Set task ▸ Gather every line of the entries that includes the word "игрок".

Exercise materials ▸

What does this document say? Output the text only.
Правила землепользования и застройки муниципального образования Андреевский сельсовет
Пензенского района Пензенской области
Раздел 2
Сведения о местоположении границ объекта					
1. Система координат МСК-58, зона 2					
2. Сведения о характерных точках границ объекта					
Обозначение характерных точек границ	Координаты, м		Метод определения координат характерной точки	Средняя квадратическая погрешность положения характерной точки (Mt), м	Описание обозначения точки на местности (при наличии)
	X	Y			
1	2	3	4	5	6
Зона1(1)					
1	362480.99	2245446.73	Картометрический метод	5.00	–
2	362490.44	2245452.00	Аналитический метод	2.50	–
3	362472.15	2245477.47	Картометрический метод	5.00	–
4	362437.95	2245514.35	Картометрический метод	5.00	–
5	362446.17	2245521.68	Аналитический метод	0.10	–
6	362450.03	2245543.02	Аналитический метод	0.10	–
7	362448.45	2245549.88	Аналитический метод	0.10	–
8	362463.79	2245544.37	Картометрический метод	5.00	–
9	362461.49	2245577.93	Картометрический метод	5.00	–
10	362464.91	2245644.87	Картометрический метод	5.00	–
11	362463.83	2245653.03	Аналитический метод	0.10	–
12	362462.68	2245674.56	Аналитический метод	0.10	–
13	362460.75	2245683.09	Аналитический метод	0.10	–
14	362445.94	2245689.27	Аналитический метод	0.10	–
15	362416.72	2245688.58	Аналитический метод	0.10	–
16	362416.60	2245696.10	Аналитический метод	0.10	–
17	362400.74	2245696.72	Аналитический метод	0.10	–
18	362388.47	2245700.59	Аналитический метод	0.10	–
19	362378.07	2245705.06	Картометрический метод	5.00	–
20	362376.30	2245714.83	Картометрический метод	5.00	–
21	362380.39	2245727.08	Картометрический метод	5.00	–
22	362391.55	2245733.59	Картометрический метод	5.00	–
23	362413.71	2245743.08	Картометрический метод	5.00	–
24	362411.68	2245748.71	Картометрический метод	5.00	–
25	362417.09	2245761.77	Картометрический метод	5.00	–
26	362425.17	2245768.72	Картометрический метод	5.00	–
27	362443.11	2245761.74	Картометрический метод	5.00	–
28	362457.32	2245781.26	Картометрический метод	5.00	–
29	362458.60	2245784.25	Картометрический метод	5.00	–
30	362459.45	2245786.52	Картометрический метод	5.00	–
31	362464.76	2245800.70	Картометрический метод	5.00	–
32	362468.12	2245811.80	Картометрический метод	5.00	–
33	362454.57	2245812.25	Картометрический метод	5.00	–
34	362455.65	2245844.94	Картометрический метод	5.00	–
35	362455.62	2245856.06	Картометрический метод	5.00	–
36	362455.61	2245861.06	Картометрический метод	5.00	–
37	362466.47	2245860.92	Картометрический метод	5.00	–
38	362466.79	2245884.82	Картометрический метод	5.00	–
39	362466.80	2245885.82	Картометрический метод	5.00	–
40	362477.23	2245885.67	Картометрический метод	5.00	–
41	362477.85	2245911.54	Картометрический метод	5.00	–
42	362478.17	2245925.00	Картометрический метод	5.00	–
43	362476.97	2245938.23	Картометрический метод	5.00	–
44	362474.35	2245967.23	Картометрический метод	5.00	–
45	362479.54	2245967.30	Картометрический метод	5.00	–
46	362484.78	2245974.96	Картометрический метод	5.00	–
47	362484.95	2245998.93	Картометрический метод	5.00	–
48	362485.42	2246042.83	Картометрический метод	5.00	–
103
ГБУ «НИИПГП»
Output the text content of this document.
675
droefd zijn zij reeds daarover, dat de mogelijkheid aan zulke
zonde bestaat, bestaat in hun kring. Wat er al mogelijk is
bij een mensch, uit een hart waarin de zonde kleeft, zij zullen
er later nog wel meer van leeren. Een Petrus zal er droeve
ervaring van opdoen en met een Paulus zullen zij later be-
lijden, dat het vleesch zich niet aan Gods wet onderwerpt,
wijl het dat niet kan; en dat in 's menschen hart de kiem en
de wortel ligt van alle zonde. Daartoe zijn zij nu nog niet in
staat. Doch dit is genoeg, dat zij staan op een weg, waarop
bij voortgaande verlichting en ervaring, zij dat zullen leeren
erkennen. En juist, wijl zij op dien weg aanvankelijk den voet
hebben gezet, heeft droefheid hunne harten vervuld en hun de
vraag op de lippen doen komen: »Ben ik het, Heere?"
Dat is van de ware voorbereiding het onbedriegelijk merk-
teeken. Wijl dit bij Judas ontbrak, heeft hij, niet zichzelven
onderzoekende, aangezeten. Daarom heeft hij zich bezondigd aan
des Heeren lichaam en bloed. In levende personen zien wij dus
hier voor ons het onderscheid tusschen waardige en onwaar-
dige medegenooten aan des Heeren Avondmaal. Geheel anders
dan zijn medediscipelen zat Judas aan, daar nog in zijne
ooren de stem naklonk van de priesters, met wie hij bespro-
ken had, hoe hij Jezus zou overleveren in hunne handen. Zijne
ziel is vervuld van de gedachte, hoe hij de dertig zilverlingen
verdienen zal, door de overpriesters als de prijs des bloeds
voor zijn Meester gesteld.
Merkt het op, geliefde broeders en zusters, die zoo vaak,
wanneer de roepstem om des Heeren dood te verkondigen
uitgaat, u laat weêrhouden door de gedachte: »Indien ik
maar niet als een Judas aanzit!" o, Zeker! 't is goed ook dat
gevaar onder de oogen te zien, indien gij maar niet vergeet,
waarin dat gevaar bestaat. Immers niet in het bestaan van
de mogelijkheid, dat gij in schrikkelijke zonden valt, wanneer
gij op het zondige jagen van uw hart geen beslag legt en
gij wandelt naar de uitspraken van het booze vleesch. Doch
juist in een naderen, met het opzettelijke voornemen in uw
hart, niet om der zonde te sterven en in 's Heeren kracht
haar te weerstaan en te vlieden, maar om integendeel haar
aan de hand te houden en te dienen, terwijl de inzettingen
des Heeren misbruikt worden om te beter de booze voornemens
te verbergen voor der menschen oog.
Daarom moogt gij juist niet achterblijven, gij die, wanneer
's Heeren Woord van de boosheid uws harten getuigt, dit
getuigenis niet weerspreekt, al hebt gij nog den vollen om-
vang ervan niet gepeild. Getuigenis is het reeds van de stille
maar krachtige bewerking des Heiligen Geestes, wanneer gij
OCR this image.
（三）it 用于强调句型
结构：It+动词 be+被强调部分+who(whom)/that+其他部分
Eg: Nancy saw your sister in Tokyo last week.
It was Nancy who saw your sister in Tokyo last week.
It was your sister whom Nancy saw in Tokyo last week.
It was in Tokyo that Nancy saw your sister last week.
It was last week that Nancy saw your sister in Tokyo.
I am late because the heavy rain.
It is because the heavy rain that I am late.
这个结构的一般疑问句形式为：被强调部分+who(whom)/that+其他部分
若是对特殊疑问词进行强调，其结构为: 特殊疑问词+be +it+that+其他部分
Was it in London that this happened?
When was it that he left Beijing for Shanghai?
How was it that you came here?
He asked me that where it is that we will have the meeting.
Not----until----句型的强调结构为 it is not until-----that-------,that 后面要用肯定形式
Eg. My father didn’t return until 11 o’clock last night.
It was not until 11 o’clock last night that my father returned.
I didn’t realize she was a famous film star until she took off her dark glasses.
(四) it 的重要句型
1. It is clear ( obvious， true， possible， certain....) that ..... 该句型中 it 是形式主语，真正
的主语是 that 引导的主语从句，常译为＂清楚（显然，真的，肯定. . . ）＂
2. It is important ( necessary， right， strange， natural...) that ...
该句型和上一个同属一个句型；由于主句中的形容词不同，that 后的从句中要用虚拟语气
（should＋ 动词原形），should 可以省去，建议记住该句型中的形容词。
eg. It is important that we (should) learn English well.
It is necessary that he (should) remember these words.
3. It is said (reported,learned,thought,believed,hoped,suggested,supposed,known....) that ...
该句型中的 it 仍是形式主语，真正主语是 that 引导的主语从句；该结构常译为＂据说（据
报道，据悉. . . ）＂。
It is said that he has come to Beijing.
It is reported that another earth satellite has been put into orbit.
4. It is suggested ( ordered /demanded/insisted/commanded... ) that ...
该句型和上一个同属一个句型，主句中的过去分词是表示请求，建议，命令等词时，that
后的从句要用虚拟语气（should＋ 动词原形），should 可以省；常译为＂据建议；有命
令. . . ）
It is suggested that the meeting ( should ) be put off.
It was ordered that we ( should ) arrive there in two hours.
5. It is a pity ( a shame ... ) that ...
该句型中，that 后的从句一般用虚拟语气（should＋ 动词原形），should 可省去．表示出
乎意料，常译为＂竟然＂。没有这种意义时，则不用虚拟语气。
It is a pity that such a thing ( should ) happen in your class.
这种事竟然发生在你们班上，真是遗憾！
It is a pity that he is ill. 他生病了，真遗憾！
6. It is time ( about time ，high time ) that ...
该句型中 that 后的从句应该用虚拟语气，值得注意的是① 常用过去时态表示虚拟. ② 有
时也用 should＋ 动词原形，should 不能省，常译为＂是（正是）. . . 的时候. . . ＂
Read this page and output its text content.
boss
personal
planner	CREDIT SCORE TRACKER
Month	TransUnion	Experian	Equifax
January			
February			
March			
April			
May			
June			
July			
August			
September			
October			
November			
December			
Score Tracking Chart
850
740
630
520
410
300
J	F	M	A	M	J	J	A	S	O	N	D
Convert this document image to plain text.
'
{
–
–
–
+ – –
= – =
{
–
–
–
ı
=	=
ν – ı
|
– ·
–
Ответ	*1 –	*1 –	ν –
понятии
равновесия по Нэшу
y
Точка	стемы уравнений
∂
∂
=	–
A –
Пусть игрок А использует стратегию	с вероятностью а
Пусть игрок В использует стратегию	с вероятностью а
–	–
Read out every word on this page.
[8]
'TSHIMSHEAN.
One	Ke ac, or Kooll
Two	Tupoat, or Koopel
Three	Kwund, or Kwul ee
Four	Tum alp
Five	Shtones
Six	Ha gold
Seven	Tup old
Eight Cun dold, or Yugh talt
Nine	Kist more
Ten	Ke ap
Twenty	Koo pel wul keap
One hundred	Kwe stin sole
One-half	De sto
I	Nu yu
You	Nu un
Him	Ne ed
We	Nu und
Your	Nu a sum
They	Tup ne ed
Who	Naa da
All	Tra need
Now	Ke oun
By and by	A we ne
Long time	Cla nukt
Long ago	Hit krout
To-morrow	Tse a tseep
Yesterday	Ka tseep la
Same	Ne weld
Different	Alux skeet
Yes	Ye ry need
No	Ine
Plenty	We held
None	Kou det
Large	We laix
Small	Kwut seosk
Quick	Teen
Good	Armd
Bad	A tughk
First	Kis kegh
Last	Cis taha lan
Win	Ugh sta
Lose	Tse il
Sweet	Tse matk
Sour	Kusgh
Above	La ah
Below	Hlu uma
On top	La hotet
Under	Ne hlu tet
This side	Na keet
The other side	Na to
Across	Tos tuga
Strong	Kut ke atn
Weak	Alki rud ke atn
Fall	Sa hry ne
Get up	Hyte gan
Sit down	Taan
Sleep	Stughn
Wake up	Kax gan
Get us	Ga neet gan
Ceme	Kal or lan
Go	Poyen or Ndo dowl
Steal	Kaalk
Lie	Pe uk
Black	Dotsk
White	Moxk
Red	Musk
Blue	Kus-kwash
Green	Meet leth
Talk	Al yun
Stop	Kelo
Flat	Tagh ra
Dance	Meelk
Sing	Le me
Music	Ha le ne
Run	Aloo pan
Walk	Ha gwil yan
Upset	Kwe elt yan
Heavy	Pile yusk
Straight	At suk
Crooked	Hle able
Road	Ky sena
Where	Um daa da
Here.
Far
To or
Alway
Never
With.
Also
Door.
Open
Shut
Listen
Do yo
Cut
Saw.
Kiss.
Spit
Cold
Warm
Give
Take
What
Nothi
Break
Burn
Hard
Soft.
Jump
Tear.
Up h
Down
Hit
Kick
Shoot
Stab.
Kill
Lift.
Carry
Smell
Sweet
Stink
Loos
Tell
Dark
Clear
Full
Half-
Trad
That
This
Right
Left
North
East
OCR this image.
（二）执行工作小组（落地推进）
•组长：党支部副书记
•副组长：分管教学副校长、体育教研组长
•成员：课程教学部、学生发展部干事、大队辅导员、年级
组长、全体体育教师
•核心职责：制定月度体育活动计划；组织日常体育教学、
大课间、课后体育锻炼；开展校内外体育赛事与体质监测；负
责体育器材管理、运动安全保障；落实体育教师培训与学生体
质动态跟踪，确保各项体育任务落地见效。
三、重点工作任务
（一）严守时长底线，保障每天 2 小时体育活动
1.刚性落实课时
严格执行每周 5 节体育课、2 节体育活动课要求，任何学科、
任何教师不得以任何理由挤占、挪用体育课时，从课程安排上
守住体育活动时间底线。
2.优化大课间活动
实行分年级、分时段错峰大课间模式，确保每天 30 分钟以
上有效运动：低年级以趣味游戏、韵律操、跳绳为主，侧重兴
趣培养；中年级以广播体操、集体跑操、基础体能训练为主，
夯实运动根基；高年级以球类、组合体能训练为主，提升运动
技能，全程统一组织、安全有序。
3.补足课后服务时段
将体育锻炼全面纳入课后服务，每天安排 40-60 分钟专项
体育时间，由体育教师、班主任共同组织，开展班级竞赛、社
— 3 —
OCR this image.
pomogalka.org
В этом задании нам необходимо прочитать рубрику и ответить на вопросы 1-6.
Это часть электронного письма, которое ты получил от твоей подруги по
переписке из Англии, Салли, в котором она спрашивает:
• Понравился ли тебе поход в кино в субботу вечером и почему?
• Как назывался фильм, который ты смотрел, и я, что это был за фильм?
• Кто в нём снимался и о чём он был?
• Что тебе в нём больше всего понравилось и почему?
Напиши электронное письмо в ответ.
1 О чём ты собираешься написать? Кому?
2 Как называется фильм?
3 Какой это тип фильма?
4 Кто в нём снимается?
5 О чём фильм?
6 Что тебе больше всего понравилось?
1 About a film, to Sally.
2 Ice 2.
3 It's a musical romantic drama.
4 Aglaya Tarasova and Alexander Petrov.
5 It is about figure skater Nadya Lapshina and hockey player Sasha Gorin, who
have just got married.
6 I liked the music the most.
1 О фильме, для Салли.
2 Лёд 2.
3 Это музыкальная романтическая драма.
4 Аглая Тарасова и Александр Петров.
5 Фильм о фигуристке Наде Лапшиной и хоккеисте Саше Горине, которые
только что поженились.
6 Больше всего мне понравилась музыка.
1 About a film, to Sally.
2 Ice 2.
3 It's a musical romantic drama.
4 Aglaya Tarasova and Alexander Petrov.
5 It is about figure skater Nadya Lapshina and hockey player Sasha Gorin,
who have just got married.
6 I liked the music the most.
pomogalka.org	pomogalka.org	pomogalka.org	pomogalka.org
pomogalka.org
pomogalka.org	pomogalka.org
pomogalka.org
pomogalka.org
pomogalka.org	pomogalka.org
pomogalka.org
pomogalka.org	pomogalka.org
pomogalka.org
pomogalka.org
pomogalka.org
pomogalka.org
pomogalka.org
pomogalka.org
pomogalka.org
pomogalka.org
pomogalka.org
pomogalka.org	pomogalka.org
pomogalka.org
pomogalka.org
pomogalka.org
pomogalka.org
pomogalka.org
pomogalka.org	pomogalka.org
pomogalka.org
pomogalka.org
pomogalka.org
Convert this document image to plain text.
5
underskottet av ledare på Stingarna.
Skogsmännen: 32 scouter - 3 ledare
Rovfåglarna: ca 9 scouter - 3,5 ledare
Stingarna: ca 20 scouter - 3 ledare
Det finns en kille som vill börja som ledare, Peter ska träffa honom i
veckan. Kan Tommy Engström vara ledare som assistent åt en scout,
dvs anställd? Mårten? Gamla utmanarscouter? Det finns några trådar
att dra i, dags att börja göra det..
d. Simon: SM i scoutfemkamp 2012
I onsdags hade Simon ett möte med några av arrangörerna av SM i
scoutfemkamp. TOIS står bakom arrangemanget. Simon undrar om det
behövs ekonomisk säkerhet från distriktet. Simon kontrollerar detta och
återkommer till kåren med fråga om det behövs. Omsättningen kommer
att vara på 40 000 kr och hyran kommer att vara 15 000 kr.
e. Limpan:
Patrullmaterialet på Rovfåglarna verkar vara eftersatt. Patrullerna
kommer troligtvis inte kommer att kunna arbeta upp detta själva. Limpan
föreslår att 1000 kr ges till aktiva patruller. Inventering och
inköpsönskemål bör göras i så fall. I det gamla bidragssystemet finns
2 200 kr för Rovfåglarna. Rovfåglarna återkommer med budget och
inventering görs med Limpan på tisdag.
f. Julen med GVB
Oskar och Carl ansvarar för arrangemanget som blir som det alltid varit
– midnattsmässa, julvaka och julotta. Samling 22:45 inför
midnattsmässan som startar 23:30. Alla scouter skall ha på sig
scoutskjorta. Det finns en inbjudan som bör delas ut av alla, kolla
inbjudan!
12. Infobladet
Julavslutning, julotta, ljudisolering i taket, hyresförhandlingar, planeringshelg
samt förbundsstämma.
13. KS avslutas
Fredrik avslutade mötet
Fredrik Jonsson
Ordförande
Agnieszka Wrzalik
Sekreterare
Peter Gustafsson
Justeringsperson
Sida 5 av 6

Answer to this exercise ▸
Пусть игрок А использует стратегию	с вероятностью а
Пусть игрок В использует стратегию	с вероятностью а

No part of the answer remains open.